STORED RECORDS —
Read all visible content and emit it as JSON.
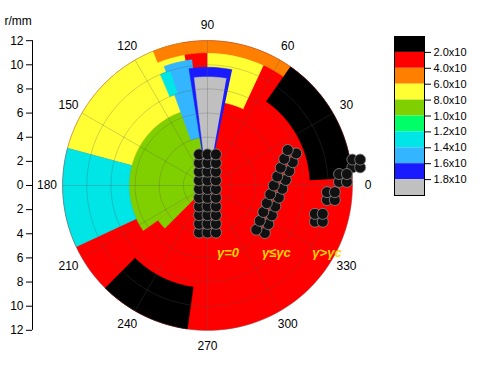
{
  "chart_data": {
    "type": "polar_contour",
    "r_label": "r/mm",
    "rlim": [
      0,
      12
    ],
    "rticks": [
      0,
      2,
      4,
      6,
      8,
      10,
      12
    ],
    "angle_ticks": [
      0,
      30,
      60,
      90,
      120,
      150,
      180,
      210,
      240,
      270,
      300,
      330
    ],
    "grid": true,
    "cells": [
      {
        "theta": [
          0,
          360
        ],
        "r": [
          0,
          12
        ],
        "value": 3
      },
      {
        "theta": [
          90,
          215
        ],
        "r": [
          0,
          6.5
        ],
        "value": 9
      },
      {
        "theta": [
          215,
          225
        ],
        "r": [
          0,
          5
        ],
        "value": 9
      },
      {
        "theta": [
          100,
          165
        ],
        "r": [
          6.5,
          12
        ],
        "value": 7
      },
      {
        "theta": [
          165,
          205
        ],
        "r": [
          6.5,
          12
        ],
        "value": 13
      },
      {
        "theta": [
          65,
          90
        ],
        "r": [
          7,
          11
        ],
        "value": 7
      },
      {
        "theta": [
          55,
          112
        ],
        "r": [
          11,
          12
        ],
        "value": 5
      },
      {
        "theta": [
          3,
          55
        ],
        "r": [
          8.5,
          12
        ],
        "value": 1
      },
      {
        "theta": [
          225,
          262
        ],
        "r": [
          8.5,
          12
        ],
        "value": 1
      },
      {
        "theta": [
          97,
          110
        ],
        "r": [
          4,
          10.5
        ],
        "value": 15
      },
      {
        "theta": [
          108,
          113
        ],
        "r": [
          8,
          10
        ],
        "value": 13
      },
      {
        "theta": [
          92,
          97
        ],
        "r": [
          2,
          9
        ],
        "value": 11
      },
      {
        "theta": [
          78,
          99
        ],
        "r": [
          0,
          9.8
        ],
        "value": 17
      },
      {
        "theta": [
          80,
          97
        ],
        "r": [
          0,
          9
        ],
        "value": 19
      },
      {
        "theta": [
          70,
          110
        ],
        "r": [
          0,
          2.5
        ],
        "value": 19
      }
    ],
    "colorbar": {
      "range": [
        0,
        20
      ],
      "ticks": [
        {
          "value": 2,
          "label": "2.0x10"
        },
        {
          "value": 4,
          "label": "4.0x10"
        },
        {
          "value": 6,
          "label": "6.0x10"
        },
        {
          "value": 8,
          "label": "8.0x10"
        },
        {
          "value": 10,
          "label": "1.0x10"
        },
        {
          "value": 12,
          "label": "1.2x10"
        },
        {
          "value": 14,
          "label": "1.4x10"
        },
        {
          "value": 16,
          "label": "1.6x10"
        },
        {
          "value": 18,
          "label": "1.8x10"
        }
      ],
      "colors": [
        "#000000",
        "#ff0000",
        "#ff8000",
        "#ffff33",
        "#80d000",
        "#00ff66",
        "#00e5e5",
        "#33b5ff",
        "#1a1aff",
        "#c0c0c0"
      ]
    },
    "annotations": [
      "γ=0",
      "γ≤γc",
      "γ>γc"
    ]
  }
}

TASK GOAL —
Set the pictures aside and transcribe the data above exactly.

REPLY TO THE EXERCISE —
Read all visible content and emit it as JSON.
{
  "chart_data": {
    "type": "polar_contour",
    "r_label": "r/mm",
    "rlim": [
      0,
      12
    ],
    "rticks": [
      0,
      2,
      4,
      6,
      8,
      10,
      12
    ],
    "angle_ticks": [
      0,
      30,
      60,
      90,
      120,
      150,
      180,
      210,
      240,
      270,
      300,
      330
    ],
    "grid": true,
    "cells": [
      {
        "theta": [
          0,
          360
        ],
        "r": [
          0,
          12
        ],
        "value": 3
      },
      {
        "theta": [
          90,
          215
        ],
        "r": [
          0,
          6.5
        ],
        "value": 9
      },
      {
        "theta": [
          215,
          225
        ],
        "r": [
          0,
          5
        ],
        "value": 9
      },
      {
        "theta": [
          100,
          165
        ],
        "r": [
          6.5,
          12
        ],
        "value": 7
      },
      {
        "theta": [
          165,
          205
        ],
        "r": [
          6.5,
          12
        ],
        "value": 13
      },
      {
        "theta": [
          65,
          90
        ],
        "r": [
          7,
          11
        ],
        "value": 7
      },
      {
        "theta": [
          55,
          112
        ],
        "r": [
          11,
          12
        ],
        "value": 5
      },
      {
        "theta": [
          3,
          55
        ],
        "r": [
          8.5,
          12
        ],
        "value": 1
      },
      {
        "theta": [
          225,
          262
        ],
        "r": [
          8.5,
          12
        ],
        "value": 1
      },
      {
        "theta": [
          97,
          110
        ],
        "r": [
          4,
          10.5
        ],
        "value": 15
      },
      {
        "theta": [
          108,
          113
        ],
        "r": [
          8,
          10
        ],
        "value": 13
      },
      {
        "theta": [
          92,
          97
        ],
        "r": [
          2,
          9
        ],
        "value": 11
      },
      {
        "theta": [
          78,
          99
        ],
        "r": [
          0,
          9.8
        ],
        "value": 17
      },
      {
        "theta": [
          80,
          97
        ],
        "r": [
          0,
          9
        ],
        "value": 19
      },
      {
        "theta": [
          70,
          110
        ],
        "r": [
          0,
          2.5
        ],
        "value": 19
      }
    ],
    "colorbar": {
      "range": [
        0,
        20
      ],
      "ticks": [
        {
          "value": 2,
          "label": "2.0x10"
        },
        {
          "value": 4,
          "label": "4.0x10"
        },
        {
          "value": 6,
          "label": "6.0x10"
        },
        {
          "value": 8,
          "label": "8.0x10"
        },
        {
          "value": 10,
          "label": "1.0x10"
        },
        {
          "value": 12,
          "label": "1.2x10"
        },
        {
          "value": 14,
          "label": "1.4x10"
        },
        {
          "value": 16,
          "label": "1.6x10"
        },
        {
          "value": 18,
          "label": "1.8x10"
        }
      ],
      "colors": [
        "#000000",
        "#ff0000",
        "#ff8000",
        "#ffff33",
        "#80d000",
        "#00ff66",
        "#00e5e5",
        "#33b5ff",
        "#1a1aff",
        "#c0c0c0"
      ]
    },
    "annotations": [
      "γ=0",
      "γ≤γc",
      "γ>γc"
    ]
  }
}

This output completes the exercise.